Data excerpts
* * *
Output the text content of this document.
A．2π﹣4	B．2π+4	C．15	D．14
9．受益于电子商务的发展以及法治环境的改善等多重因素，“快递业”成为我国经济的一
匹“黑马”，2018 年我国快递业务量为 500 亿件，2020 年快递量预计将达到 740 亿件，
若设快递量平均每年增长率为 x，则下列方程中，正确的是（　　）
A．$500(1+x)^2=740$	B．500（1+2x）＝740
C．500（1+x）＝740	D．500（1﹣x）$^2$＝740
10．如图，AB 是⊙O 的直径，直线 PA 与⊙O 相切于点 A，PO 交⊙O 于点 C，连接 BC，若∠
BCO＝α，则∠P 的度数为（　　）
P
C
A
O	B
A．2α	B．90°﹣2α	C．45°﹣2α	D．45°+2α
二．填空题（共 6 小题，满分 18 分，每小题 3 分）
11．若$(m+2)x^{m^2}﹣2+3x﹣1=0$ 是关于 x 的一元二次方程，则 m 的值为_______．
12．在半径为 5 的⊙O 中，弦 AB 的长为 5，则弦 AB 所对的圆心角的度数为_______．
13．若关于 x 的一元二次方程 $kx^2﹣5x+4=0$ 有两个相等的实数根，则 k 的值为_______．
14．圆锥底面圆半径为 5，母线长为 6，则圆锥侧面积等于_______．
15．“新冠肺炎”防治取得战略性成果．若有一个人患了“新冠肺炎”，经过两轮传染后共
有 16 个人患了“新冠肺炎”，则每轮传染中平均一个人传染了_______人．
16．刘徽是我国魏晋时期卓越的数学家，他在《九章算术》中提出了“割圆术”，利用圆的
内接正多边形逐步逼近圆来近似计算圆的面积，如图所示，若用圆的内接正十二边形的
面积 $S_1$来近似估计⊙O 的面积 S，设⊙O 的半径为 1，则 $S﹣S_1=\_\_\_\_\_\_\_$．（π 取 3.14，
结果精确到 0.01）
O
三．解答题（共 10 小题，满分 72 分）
* * *
- _WRITTEN REQUEST_
Find "的一元二次方程". Copy every line it occurs in.

- _WORKED SOLUTION_
11．若$(m+2)x^{m^2}﹣2+3x﹣1=0$ 是关于 x 的一元二次方程，则 m 的值为_______．
13．若关于 x 的一元二次方程 $kx^2﹣5x+4=0$ 有两个相等的实数根，则 k 的值为_______．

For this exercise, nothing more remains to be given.